** Start of DATA TO PROCESS **
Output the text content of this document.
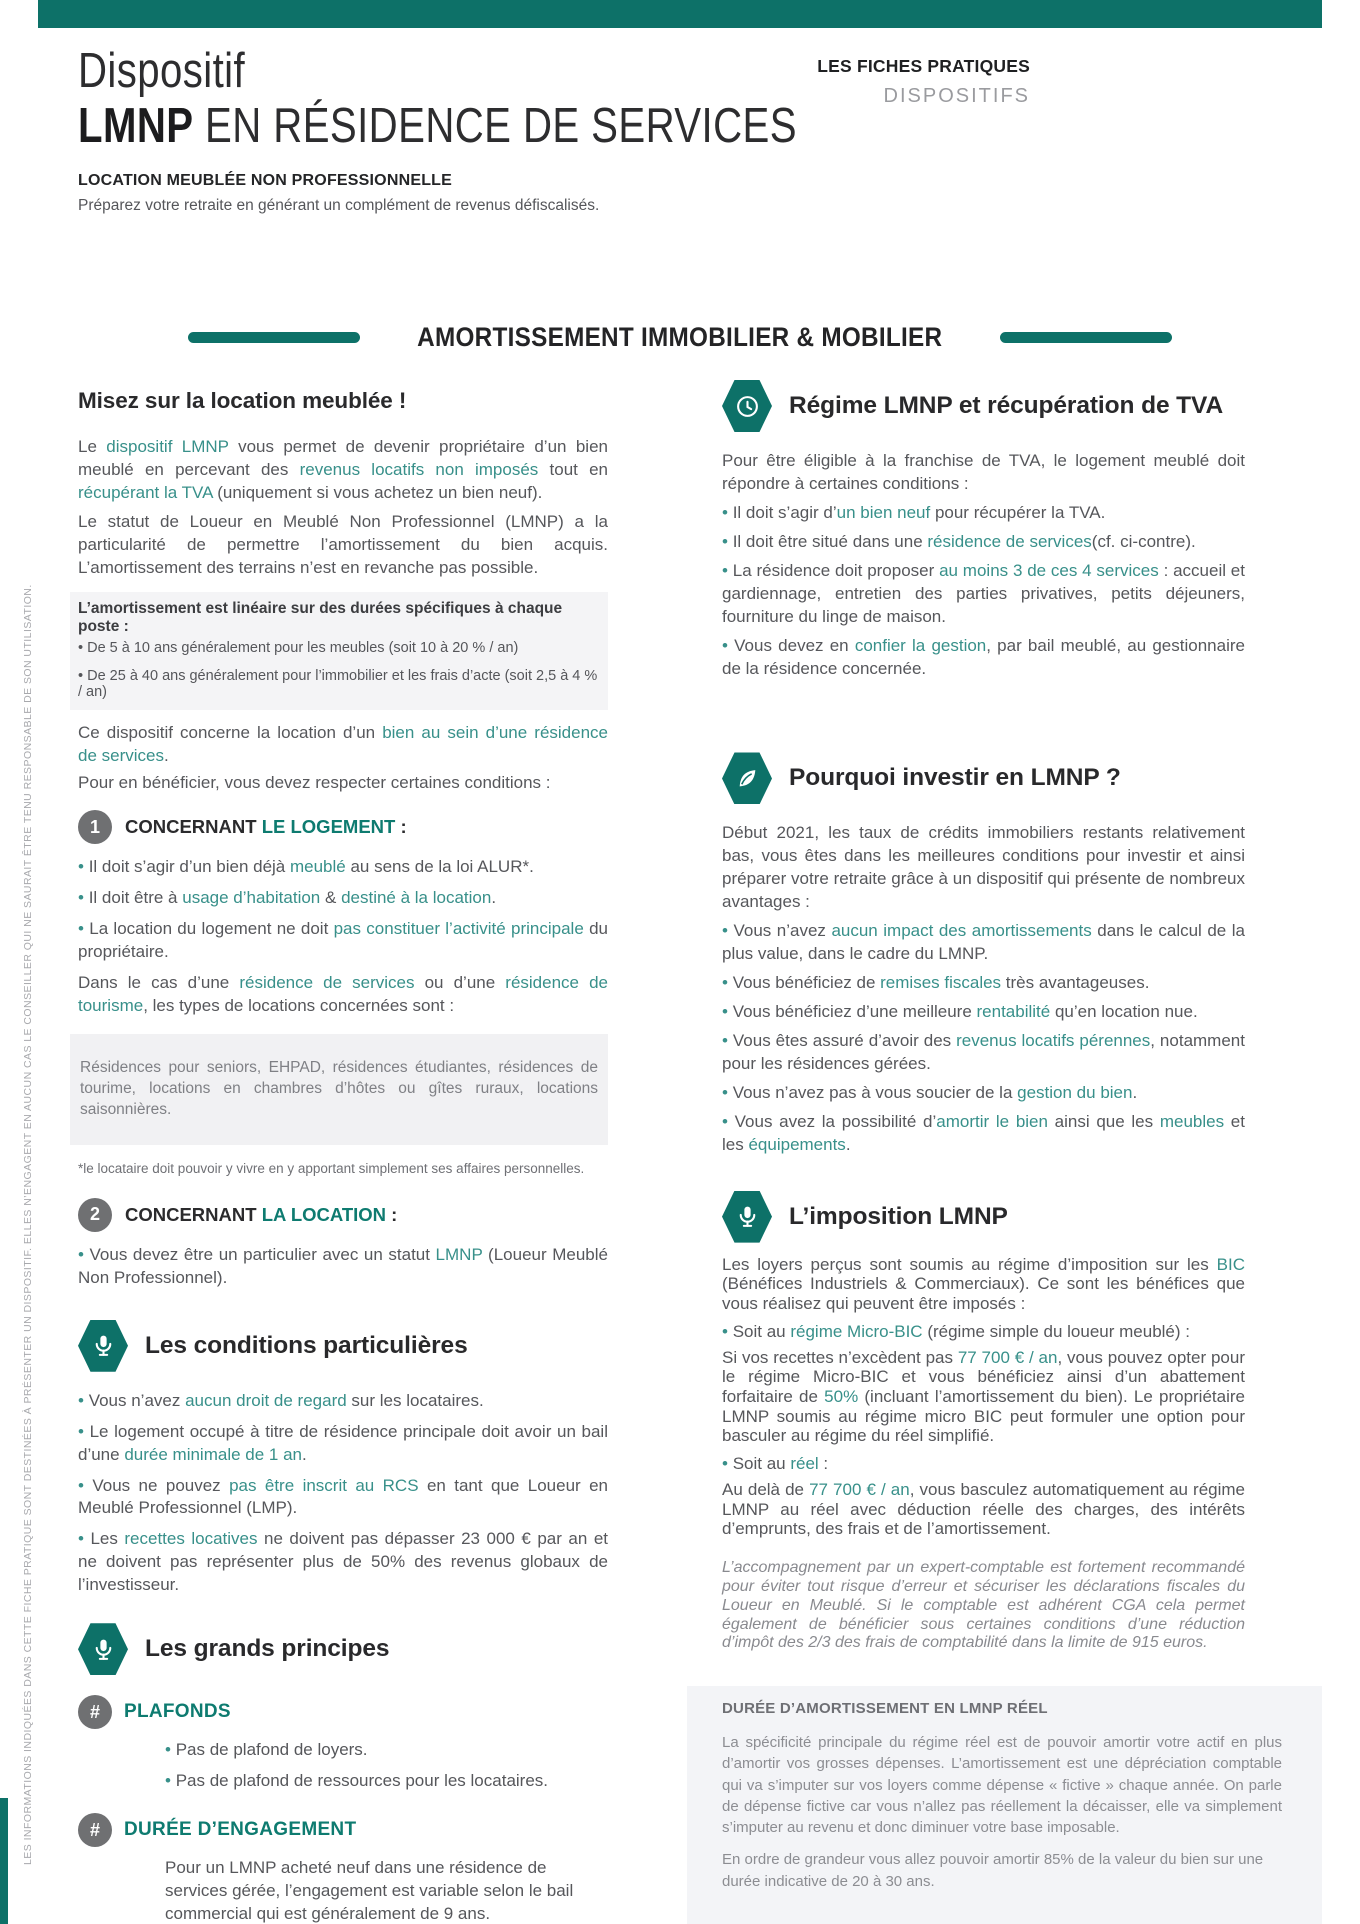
Dispositif
LMNP EN RÉSIDENCE DE SERVICES
LOCATION MEUBLÉE NON PROFESSIONNELLE
Préparez votre retraite en générant un complément de revenus défiscalisés.
LES FICHES PRATIQUES
DISPOSITIFS
AMORTISSEMENT IMMOBILIER & MOBILIER
Misez sur la location meublée !
Le dispositif LMNP vous permet de devenir propriétaire d’un bien meublé en percevant des revenus locatifs non imposés tout en récupérant la TVA (uniquement si vous achetez un bien neuf).
Le statut de Loueur en Meublé Non Professionnel (LMNP) a la particularité de permettre l’amortissement du bien acquis. L’amortissement des terrains n’est en revanche pas possible.
L’amortissement est linéaire sur des durées spécifiques à chaque poste :
• De 5 à 10 ans généralement pour les meubles (soit 10 à 20 % / an)
• De 25 à 40 ans généralement pour l’immobilier et les frais d’acte (soit 2,5 à 4 % / an)
Ce dispositif concerne la location d’un bien au sein d’une résidence de services.
Pour en bénéficier, vous devez respecter certaines conditions :
1	CONCERNANT LE LOGEMENT :
• Il doit s’agir d’un bien déjà meublé au sens de la loi ALUR*.
• Il doit être à usage d’habitation & destiné à la location.
• La location du logement ne doit pas constituer l’activité principale du propriétaire.
Dans le cas d’une résidence de services ou d’une résidence de tourisme, les types de locations concernées sont :
Résidences pour seniors, EHPAD, résidences étudiantes, résidences de tourime, locations en chambres d’hôtes ou gîtes ruraux, locations saisonnières.
*le locataire doit pouvoir y vivre en y apportant simplement ses affaires personnelles.
2	CONCERNANT LA LOCATION :
• Vous devez être un particulier avec un statut LMNP (Loueur Meublé Non Professionnel).
Les conditions particulières
• Vous n’avez aucun droit de regard sur les locataires.
• Le logement occupé à titre de résidence principale doit avoir un bail d’une durée minimale de 1 an.
• Vous ne pouvez pas être inscrit au RCS en tant que Loueur en Meublé Professionnel (LMP).
• Les recettes locatives ne doivent pas dépasser 23 000 € par an et ne doivent pas représenter plus de 50% des revenus globaux de l’investisseur.
Les grands principes
#	PLAFONDS
• Pas de plafond de loyers.
• Pas de plafond de ressources pour les locataires.
#	DURÉE D’ENGAGEMENT
Pour un LMNP acheté neuf dans une résidence de services gérée, l’engagement est variable selon le bail commercial qui est généralement de 9 ans.
Régime LMNP et récupération de TVA
Pour être éligible à la franchise de TVA, le logement meublé doit répondre à certaines conditions :
• Il doit s’agir d’un bien neuf pour récupérer la TVA.
• Il doit être situé dans une résidence de services(cf. ci-contre).
• La résidence doit proposer au moins 3 de ces 4 services : accueil et gardiennage, entretien des parties privatives, petits déjeuners, fourniture du linge de maison.
• Vous devez en confier la gestion, par bail meublé, au gestionnaire de la résidence concernée.
Pourquoi investir en LMNP ?
Début 2021, les taux de crédits immobiliers restants relativement bas, vous êtes dans les meilleures conditions pour investir et ainsi préparer votre retraite grâce à un dispositif qui présente de nombreux avantages :
• Vous n’avez aucun impact des amortissements dans le calcul de la plus value, dans le cadre du LMNP.
• Vous bénéficiez de remises fiscales très avantageuses.
• Vous bénéficiez d’une meilleure rentabilité qu’en location nue.
• Vous êtes assuré d’avoir des revenus locatifs pérennes, notamment pour les résidences gérées.
• Vous n’avez pas à vous soucier de la gestion du bien.
• Vous avez la possibilité d’amortir le bien ainsi que les meubles et les équipements.
L’imposition LMNP
Les loyers perçus sont soumis au régime d’imposition sur les BIC (Bénéfices Industriels & Commerciaux). Ce sont les bénéfices que vous réalisez qui peuvent être imposés :
• Soit au régime Micro-BIC (régime simple du loueur meublé) :
Si vos recettes n’excèdent pas 77 700 € / an, vous pouvez opter pour le régime Micro-BIC et vous bénéficiez ainsi d’un abattement forfaitaire de 50% (incluant l’amortissement du bien). Le propriétaire LMNP soumis au régime micro BIC peut formuler une option pour basculer au régime du réel simplifié.
• Soit au réel :
Au delà de 77 700 € / an, vous basculez automatiquement au régime LMNP au réel avec déduction réelle des charges, des intérêts d’emprunts, des frais et de l’amortissement.
L’accompagnement par un expert-comptable est fortement recommandé pour éviter tout risque d’erreur et sécuriser les déclarations fiscales du Loueur en Meublé. Si le comptable est adhérent CGA cela permet également de bénéficier sous certaines conditions d’une réduction d’impôt des 2/3 des frais de comptabilité dans la limite de 915 euros.
DURÉE D’AMORTISSEMENT EN LMNP RÉEL
La spécificité principale du régime réel est de pouvoir amortir votre actif en plus d’amortir vos grosses dépenses. L’amortissement est une dépréciation comptable qui va s’imputer sur vos loyers comme dépense « fictive » chaque année. On parle de dépense fictive car vous n’allez pas réellement la décaisser, elle va simplement s’imputer au revenu et donc diminuer votre base imposable.
En ordre de grandeur vous allez pouvoir amortir 85% de la valeur du bien sur une durée indicative de 20 à 30 ans.
LES INFORMATIONS INDIQUÉES DANS CETTE FICHE PRATIQUE SONT DESTINÉES À PRÉSENTER UN DISPOSITIF. ELLES N’ENGAGENT EN AUCUN CAS LE CONSEILLER QUI NE SAURAIT ÊTRE TENU RESPONSABLE DE SON UTILISATION.
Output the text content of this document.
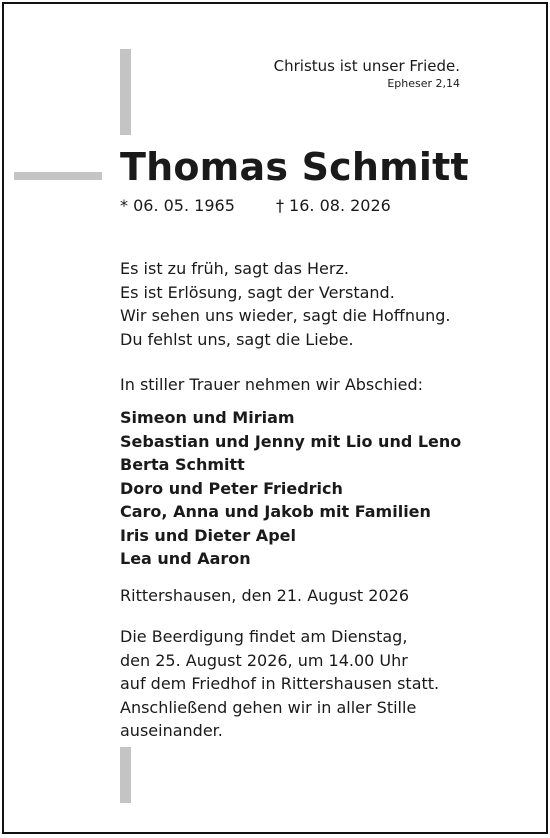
Christus ist unser Friede.
Epheser 2,14
Thomas Schmitt
* 06. 05. 1965	† 16. 08. 2026
Es ist zu früh, sagt das Herz.
Es ist Erlösung, sagt der Verstand.
Wir sehen uns wieder, sagt die Hoffnung.
Du fehlst uns, sagt die Liebe.
In stiller Trauer nehmen wir Abschied:
Simeon und Miriam
Sebastian und Jenny mit Lio und Leno
Berta Schmitt
Doro und Peter Friedrich
Caro, Anna und Jakob mit Familien
Iris und Dieter Apel
Lea und Aaron
Rittershausen, den 21. August 2026
Die Beerdigung findet am Dienstag,
den 25. August 2026, um 14.00 Uhr
auf dem Friedhof in Rittershausen statt.
Anschließend gehen wir in aller Stille
auseinander.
** End of DATA TO PROCESS **
=== DESCRIPTION OF THE TASK ===
Note every line above where the string "Micro" shows up, and copy those lines.

=== THE RESPONSE ===
• Soit au régime Micro-BIC (régime simple du loueur meublé) :
Si vos recettes n’excèdent pas 77 700 € / an, vous pouvez opter pour le régime Micro-BIC et vous bénéficiez ainsi d’un abattement forfaitaire de 50% (incluant l’amortissement du bien). Le propriétaire LMNP soumis au régime micro BIC peut formuler une option pour basculer au régime du réel simplifié.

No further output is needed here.